PROVIDED RECORDS —

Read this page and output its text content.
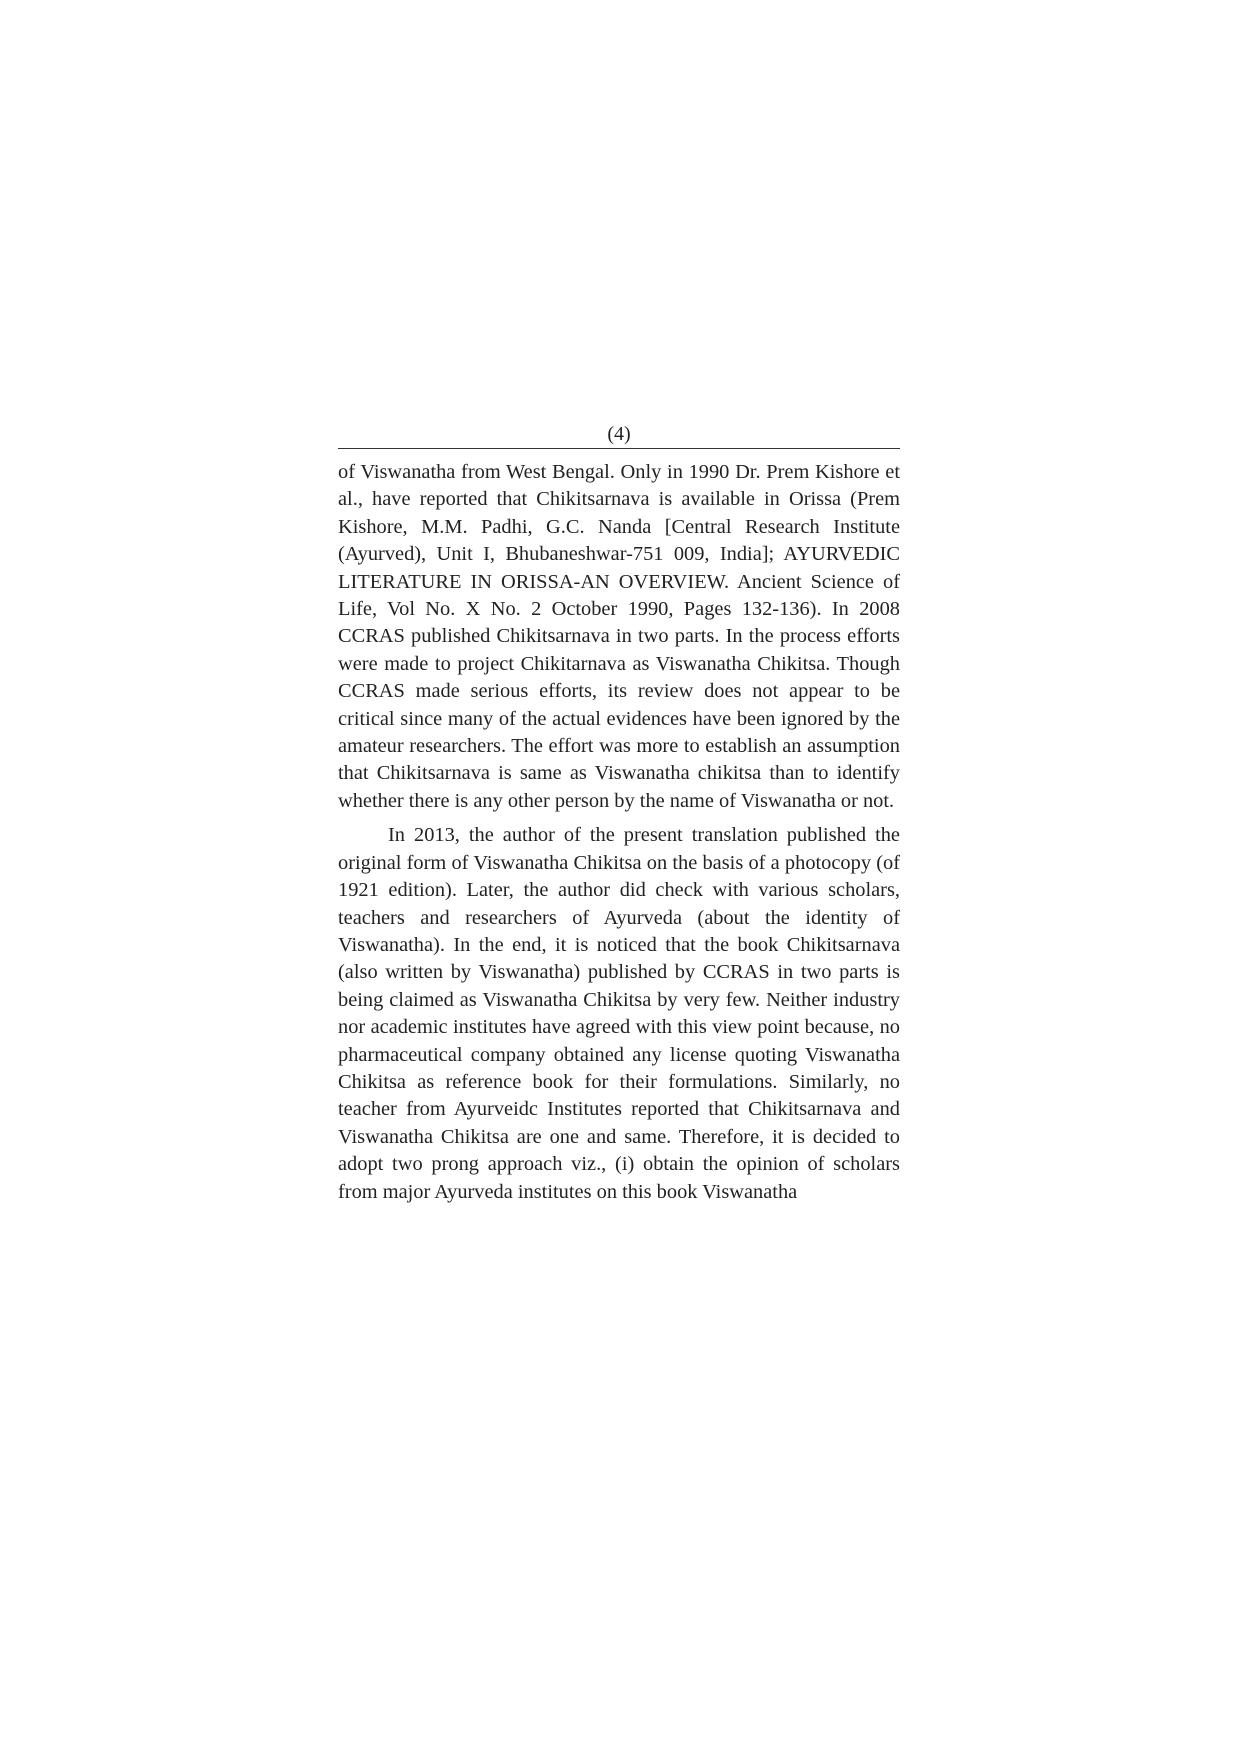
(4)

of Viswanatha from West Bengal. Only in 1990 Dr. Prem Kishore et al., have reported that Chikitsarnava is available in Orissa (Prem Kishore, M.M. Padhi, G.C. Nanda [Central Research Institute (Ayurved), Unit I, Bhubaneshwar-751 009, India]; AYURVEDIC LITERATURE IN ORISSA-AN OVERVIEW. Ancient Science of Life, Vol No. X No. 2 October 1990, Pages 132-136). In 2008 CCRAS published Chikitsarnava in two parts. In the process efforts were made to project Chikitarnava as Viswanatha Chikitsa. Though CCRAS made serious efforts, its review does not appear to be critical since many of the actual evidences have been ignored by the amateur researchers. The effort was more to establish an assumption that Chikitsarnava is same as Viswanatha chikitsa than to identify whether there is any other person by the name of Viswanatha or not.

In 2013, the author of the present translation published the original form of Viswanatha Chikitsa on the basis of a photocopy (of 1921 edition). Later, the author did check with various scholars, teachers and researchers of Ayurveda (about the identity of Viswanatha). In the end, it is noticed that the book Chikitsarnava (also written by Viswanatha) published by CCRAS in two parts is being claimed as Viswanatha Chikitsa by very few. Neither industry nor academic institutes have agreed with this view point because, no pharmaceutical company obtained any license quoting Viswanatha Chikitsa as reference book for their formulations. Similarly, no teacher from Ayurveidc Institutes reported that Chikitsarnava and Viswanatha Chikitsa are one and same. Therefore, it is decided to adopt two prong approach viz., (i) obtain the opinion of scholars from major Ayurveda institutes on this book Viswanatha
--
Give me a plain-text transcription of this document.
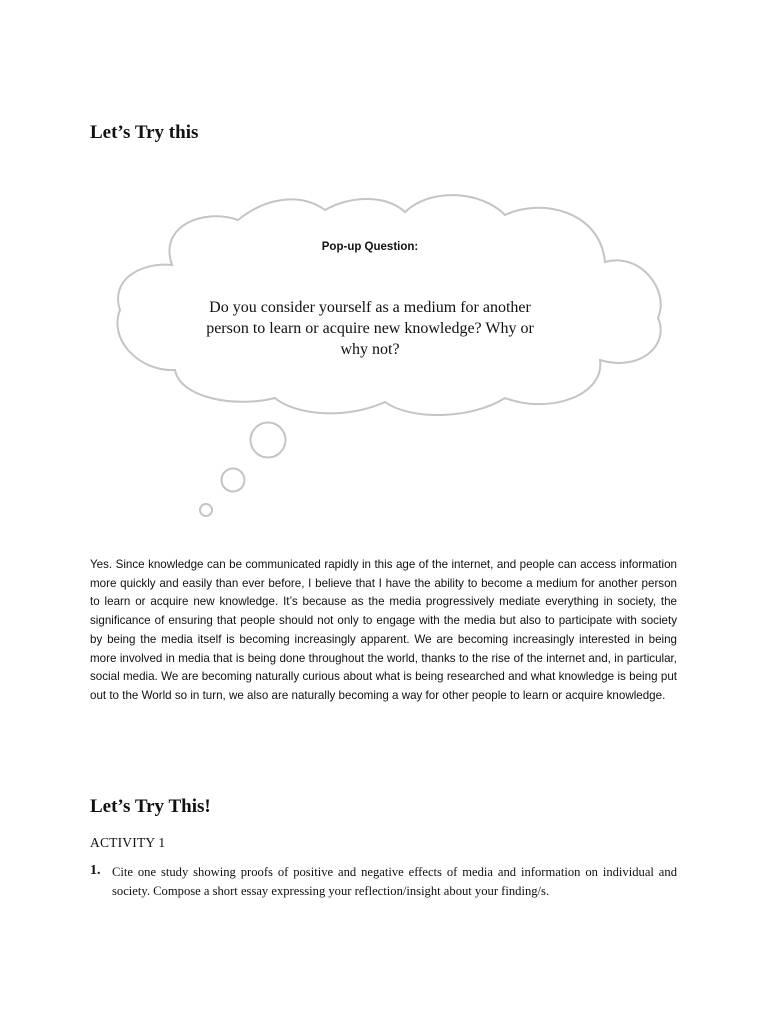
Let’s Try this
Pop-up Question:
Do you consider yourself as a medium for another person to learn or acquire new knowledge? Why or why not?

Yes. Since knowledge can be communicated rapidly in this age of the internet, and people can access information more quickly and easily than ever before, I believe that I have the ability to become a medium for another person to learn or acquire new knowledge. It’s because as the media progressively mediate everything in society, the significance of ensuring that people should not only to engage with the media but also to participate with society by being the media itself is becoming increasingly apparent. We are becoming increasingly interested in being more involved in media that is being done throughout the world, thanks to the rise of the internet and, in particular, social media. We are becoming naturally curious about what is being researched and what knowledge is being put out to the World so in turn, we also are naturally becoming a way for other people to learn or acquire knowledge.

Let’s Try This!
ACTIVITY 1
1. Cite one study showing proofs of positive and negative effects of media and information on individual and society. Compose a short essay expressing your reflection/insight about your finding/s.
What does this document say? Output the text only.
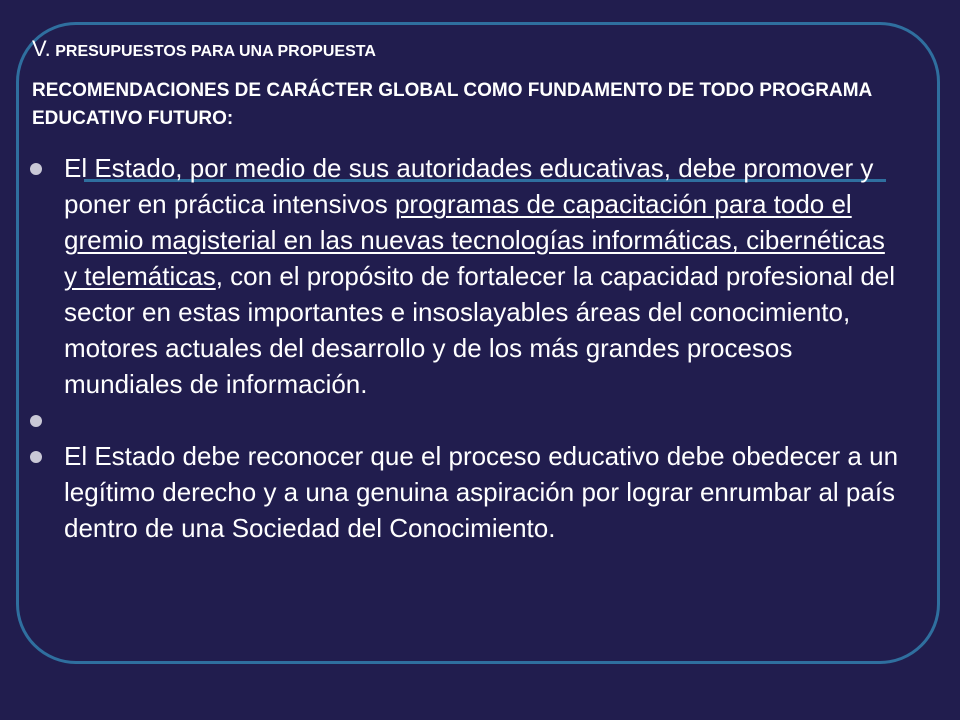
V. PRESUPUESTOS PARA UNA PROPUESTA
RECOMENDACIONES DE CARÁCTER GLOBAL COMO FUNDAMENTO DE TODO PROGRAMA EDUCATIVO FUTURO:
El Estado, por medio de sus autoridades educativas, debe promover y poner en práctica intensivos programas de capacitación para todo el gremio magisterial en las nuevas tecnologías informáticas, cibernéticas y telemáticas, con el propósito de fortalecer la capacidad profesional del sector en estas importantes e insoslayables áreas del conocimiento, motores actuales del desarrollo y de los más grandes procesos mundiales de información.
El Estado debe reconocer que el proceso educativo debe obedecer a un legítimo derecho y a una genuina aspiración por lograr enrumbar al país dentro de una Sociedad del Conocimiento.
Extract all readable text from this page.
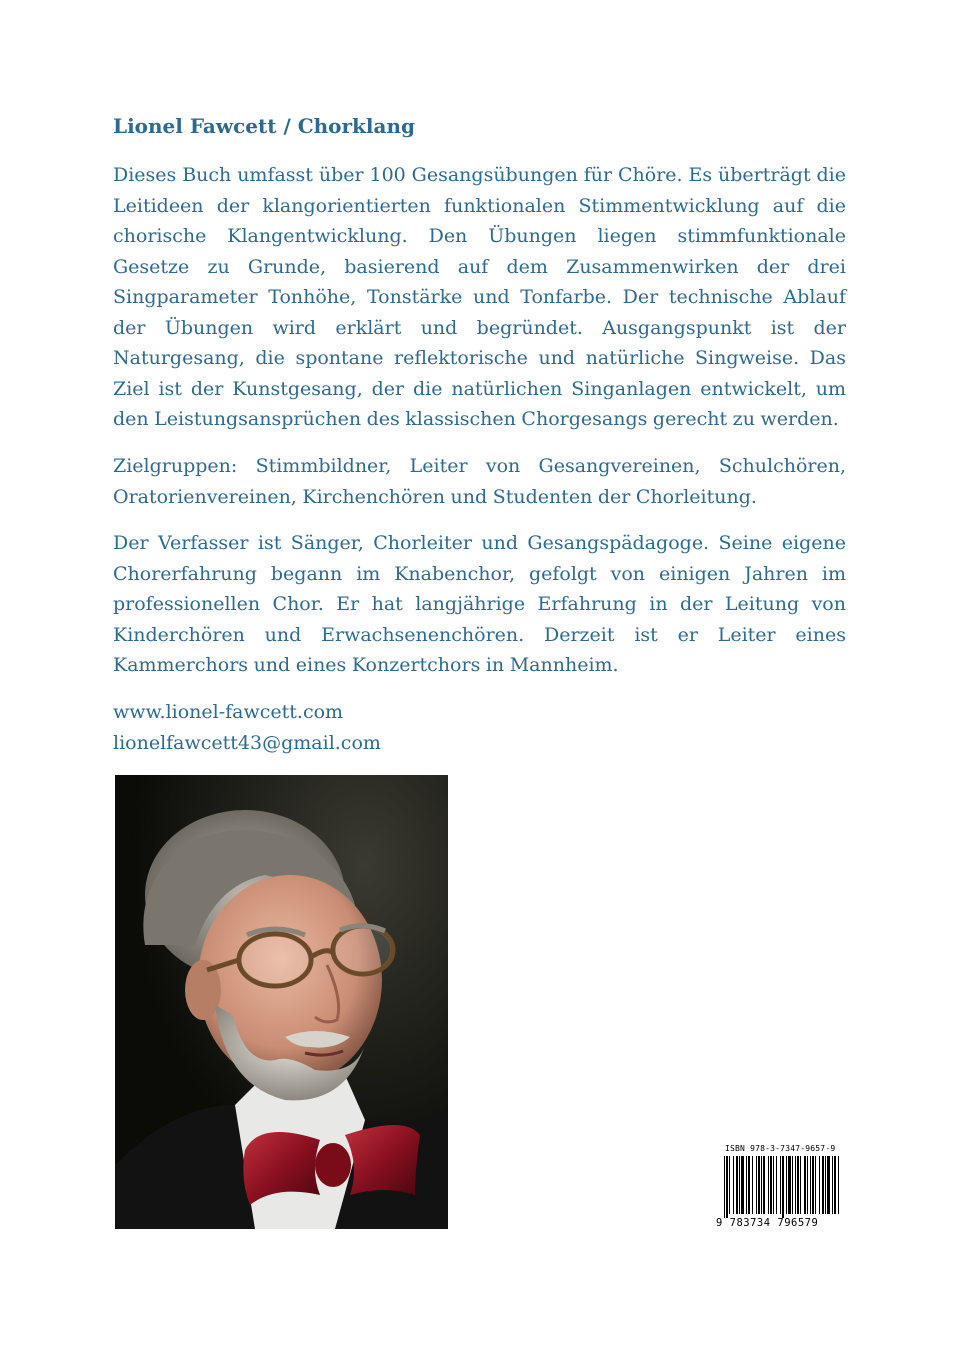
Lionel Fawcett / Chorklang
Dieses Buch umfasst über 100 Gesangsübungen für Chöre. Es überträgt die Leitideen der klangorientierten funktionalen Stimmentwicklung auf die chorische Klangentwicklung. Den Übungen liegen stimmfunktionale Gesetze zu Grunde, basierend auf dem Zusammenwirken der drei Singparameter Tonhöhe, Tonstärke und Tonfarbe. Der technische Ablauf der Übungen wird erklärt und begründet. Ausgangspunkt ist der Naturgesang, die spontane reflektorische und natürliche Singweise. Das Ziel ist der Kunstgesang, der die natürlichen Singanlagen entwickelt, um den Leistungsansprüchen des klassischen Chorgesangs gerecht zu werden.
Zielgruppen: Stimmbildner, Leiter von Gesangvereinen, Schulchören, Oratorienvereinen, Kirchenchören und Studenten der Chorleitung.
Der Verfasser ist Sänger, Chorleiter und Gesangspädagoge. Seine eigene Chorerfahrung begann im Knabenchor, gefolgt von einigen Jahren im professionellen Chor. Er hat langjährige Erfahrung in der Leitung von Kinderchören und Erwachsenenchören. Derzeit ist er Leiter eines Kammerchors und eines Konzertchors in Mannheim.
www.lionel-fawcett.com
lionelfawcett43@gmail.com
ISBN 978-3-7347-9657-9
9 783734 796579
==
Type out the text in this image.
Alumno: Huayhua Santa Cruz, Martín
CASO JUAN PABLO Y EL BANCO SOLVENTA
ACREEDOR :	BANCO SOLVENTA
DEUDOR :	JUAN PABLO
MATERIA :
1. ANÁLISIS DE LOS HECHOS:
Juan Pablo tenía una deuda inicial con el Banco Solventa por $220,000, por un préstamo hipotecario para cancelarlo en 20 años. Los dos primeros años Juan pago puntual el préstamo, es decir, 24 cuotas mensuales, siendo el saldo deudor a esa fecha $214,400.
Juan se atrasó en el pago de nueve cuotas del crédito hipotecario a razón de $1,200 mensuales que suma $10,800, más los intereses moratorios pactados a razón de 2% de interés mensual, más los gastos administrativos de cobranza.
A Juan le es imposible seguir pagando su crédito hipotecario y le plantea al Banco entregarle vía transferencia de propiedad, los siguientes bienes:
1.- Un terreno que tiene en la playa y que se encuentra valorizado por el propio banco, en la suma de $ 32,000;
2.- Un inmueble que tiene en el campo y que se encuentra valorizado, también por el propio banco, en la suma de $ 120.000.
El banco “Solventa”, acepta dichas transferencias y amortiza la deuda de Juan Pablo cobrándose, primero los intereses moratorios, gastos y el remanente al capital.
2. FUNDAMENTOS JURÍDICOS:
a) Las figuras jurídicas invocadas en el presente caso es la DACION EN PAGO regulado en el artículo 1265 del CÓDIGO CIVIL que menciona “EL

TASK OBJECTIVE — Each line above that includes "document" should be shown.

RESULT OF THIS TASK —
Give me a plain-text transcription of this document.
What does this document say? Output the text only.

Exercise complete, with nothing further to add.